-- START OF MATERIAL TO PROCESS --

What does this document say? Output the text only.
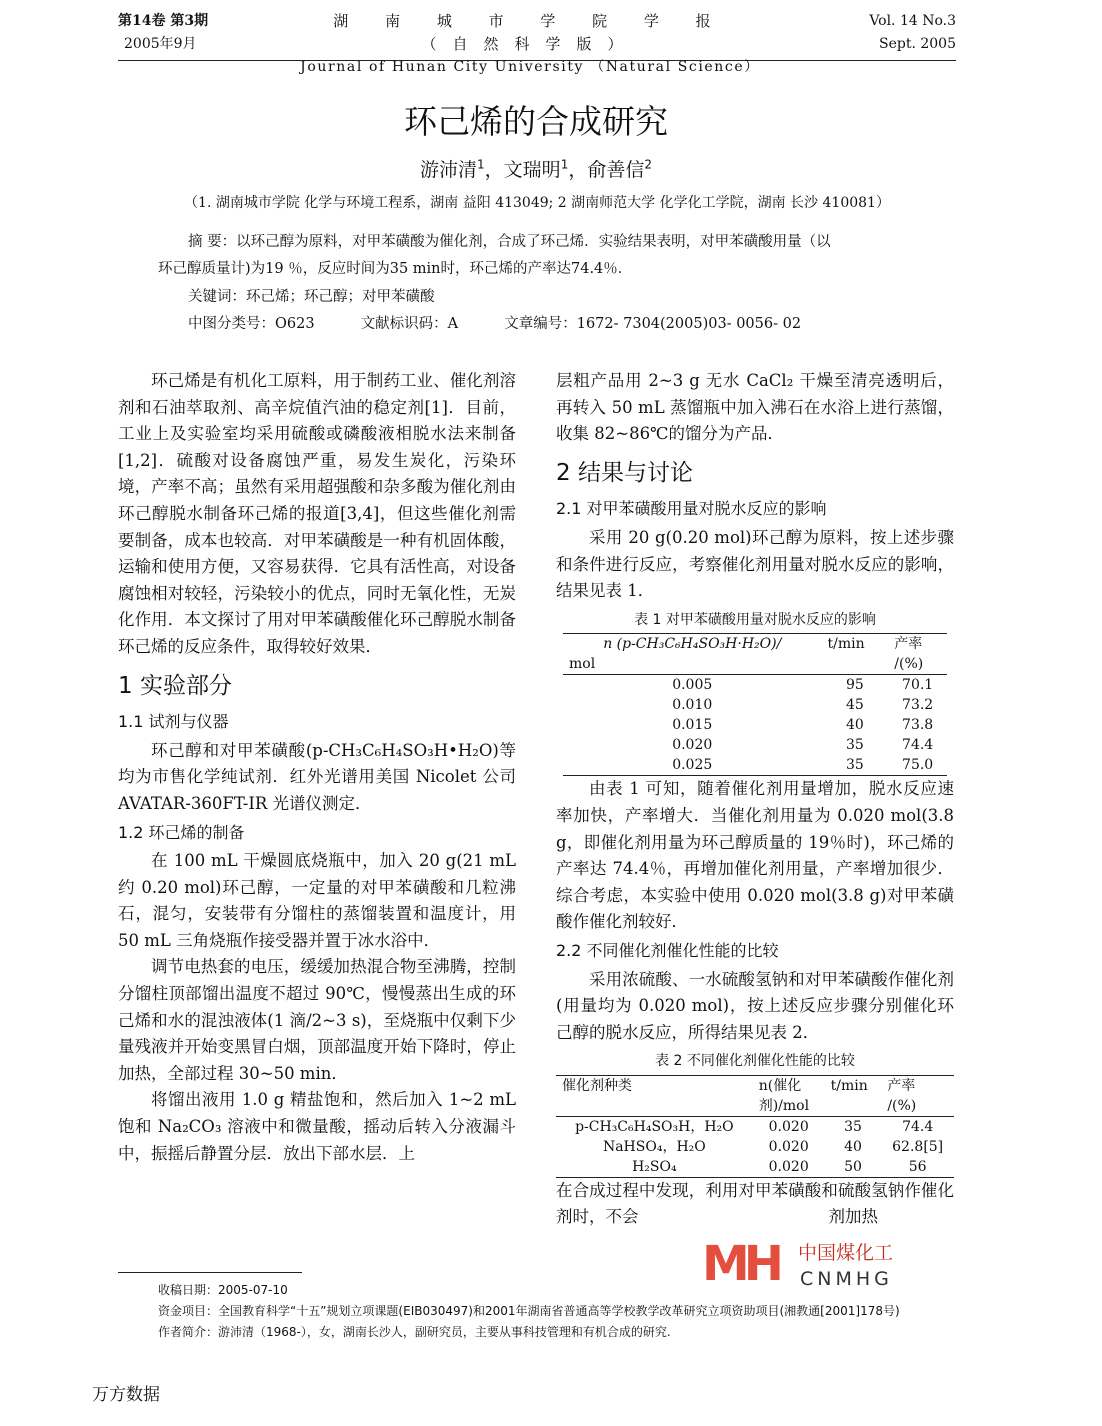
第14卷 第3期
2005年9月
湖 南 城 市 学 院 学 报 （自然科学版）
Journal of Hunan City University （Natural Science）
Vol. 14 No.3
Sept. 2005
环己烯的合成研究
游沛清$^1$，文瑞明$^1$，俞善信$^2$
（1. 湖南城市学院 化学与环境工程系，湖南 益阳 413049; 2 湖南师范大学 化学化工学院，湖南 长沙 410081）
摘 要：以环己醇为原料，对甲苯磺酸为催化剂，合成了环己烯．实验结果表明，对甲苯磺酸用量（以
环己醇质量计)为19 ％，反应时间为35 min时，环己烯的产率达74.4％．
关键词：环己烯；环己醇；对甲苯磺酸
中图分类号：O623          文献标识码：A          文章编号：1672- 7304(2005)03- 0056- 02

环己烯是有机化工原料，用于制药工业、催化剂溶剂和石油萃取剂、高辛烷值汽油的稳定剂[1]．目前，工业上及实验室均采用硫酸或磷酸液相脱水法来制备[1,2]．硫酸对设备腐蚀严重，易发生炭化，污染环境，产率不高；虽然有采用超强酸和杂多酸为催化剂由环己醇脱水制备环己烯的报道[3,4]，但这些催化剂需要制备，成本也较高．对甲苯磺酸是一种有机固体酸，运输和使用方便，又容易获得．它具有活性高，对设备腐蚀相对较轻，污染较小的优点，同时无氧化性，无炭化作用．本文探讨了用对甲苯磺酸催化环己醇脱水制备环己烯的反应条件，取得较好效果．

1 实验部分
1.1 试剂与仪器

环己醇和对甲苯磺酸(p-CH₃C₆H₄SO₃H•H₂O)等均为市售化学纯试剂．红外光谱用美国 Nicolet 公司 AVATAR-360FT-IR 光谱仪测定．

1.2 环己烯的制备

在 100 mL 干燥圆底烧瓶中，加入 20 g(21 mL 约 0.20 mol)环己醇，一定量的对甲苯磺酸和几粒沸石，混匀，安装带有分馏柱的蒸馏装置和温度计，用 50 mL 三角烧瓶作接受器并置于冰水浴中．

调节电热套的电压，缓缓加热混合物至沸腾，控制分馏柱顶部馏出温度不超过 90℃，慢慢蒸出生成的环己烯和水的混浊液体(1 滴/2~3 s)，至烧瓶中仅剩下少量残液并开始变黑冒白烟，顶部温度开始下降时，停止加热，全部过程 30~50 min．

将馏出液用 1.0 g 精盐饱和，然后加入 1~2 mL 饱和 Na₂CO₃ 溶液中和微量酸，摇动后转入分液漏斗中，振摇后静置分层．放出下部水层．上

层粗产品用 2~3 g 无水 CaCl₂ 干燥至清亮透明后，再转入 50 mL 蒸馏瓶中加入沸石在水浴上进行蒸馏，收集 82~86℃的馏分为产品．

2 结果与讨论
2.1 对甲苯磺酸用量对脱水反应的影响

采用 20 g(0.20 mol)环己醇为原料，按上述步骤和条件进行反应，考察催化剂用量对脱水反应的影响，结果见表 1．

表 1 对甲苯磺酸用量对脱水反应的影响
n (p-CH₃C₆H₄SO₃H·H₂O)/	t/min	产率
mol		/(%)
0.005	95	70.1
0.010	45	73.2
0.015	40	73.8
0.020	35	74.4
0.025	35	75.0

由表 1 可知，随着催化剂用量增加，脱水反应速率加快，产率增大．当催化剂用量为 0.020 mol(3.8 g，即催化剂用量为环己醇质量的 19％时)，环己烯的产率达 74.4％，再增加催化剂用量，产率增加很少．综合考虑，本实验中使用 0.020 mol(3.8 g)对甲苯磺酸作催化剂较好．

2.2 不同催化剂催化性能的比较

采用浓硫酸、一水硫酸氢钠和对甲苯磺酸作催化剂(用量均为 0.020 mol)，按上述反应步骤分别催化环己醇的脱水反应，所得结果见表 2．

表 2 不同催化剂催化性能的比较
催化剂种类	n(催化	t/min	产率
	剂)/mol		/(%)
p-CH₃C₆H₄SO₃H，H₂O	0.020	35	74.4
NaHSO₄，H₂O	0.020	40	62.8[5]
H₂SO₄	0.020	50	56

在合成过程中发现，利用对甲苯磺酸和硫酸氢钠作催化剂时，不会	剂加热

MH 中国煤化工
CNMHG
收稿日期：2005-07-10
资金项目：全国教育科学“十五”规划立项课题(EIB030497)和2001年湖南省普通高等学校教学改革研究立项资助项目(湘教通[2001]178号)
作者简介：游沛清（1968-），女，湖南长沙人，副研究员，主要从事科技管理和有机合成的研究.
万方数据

-- END OF MATERIAL TO PROCESS --

> [EXERCISE TASK]:
Without the pictures, repeat all the records word for word.

> [THE ANSWER]:
What does this document say? Output the text only.
第14卷 第3期
2005年9月
湖 南 城 市 学 院 学 报 （自然科学版）
Journal of Hunan City University （Natural Science）
Vol. 14 No.3
Sept. 2005
环己烯的合成研究
游沛清$^1$，文瑞明$^1$，俞善信$^2$
（1. 湖南城市学院 化学与环境工程系，湖南 益阳 413049; 2 湖南师范大学 化学化工学院，湖南 长沙 410081）
摘 要：以环己醇为原料，对甲苯磺酸为催化剂，合成了环己烯．实验结果表明，对甲苯磺酸用量（以
环己醇质量计)为19 ％，反应时间为35 min时，环己烯的产率达74.4％．
关键词：环己烯；环己醇；对甲苯磺酸
中图分类号：O623          文献标识码：A          文章编号：1672- 7304(2005)03- 0056- 02

环己烯是有机化工原料，用于制药工业、催化剂溶剂和石油萃取剂、高辛烷值汽油的稳定剂[1]．目前，工业上及实验室均采用硫酸或磷酸液相脱水法来制备[1,2]．硫酸对设备腐蚀严重，易发生炭化，污染环境，产率不高；虽然有采用超强酸和杂多酸为催化剂由环己醇脱水制备环己烯的报道[3,4]，但这些催化剂需要制备，成本也较高．对甲苯磺酸是一种有机固体酸，运输和使用方便，又容易获得．它具有活性高，对设备腐蚀相对较轻，污染较小的优点，同时无氧化性，无炭化作用．本文探讨了用对甲苯磺酸催化环己醇脱水制备环己烯的反应条件，取得较好效果．

1 实验部分
1.1 试剂与仪器

环己醇和对甲苯磺酸(p-CH₃C₆H₄SO₃H•H₂O)等均为市售化学纯试剂．红外光谱用美国 Nicolet 公司 AVATAR-360FT-IR 光谱仪测定．

1.2 环己烯的制备

在 100 mL 干燥圆底烧瓶中，加入 20 g(21 mL 约 0.20 mol)环己醇，一定量的对甲苯磺酸和几粒沸石，混匀，安装带有分馏柱的蒸馏装置和温度计，用 50 mL 三角烧瓶作接受器并置于冰水浴中．

调节电热套的电压，缓缓加热混合物至沸腾，控制分馏柱顶部馏出温度不超过 90℃，慢慢蒸出生成的环己烯和水的混浊液体(1 滴/2~3 s)，至烧瓶中仅剩下少量残液并开始变黑冒白烟，顶部温度开始下降时，停止加热，全部过程 30~50 min．

将馏出液用 1.0 g 精盐饱和，然后加入 1~2 mL 饱和 Na₂CO₃ 溶液中和微量酸，摇动后转入分液漏斗中，振摇后静置分层．放出下部水层．上

层粗产品用 2~3 g 无水 CaCl₂ 干燥至清亮透明后，再转入 50 mL 蒸馏瓶中加入沸石在水浴上进行蒸馏，收集 82~86℃的馏分为产品．

2 结果与讨论
2.1 对甲苯磺酸用量对脱水反应的影响

采用 20 g(0.20 mol)环己醇为原料，按上述步骤和条件进行反应，考察催化剂用量对脱水反应的影响，结果见表 1．

表 1 对甲苯磺酸用量对脱水反应的影响
n (p-CH₃C₆H₄SO₃H·H₂O)/	t/min	产率
mol		/(%)
0.005	95	70.1
0.010	45	73.2
0.015	40	73.8
0.020	35	74.4
0.025	35	75.0

由表 1 可知，随着催化剂用量增加，脱水反应速率加快，产率增大．当催化剂用量为 0.020 mol(3.8 g，即催化剂用量为环己醇质量的 19％时)，环己烯的产率达 74.4％，再增加催化剂用量，产率增加很少．综合考虑，本实验中使用 0.020 mol(3.8 g)对甲苯磺酸作催化剂较好．

2.2 不同催化剂催化性能的比较

采用浓硫酸、一水硫酸氢钠和对甲苯磺酸作催化剂(用量均为 0.020 mol)，按上述反应步骤分别催化环己醇的脱水反应，所得结果见表 2．

表 2 不同催化剂催化性能的比较
催化剂种类	n(催化	t/min	产率
	剂)/mol		/(%)
p-CH₃C₆H₄SO₃H，H₂O	0.020	35	74.4
NaHSO₄，H₂O	0.020	40	62.8[5]
H₂SO₄	0.020	50	56

在合成过程中发现，利用对甲苯磺酸和硫酸氢钠作催化剂时，不会	剂加热

MH 中国煤化工
CNMHG
收稿日期：2005-07-10
资金项目：全国教育科学“十五”规划立项课题(EIB030497)和2001年湖南省普通高等学校教学改革研究立项资助项目(湘教通[2001]178号)
作者简介：游沛清（1968-），女，湖南长沙人，副研究员，主要从事科技管理和有机合成的研究.
万方数据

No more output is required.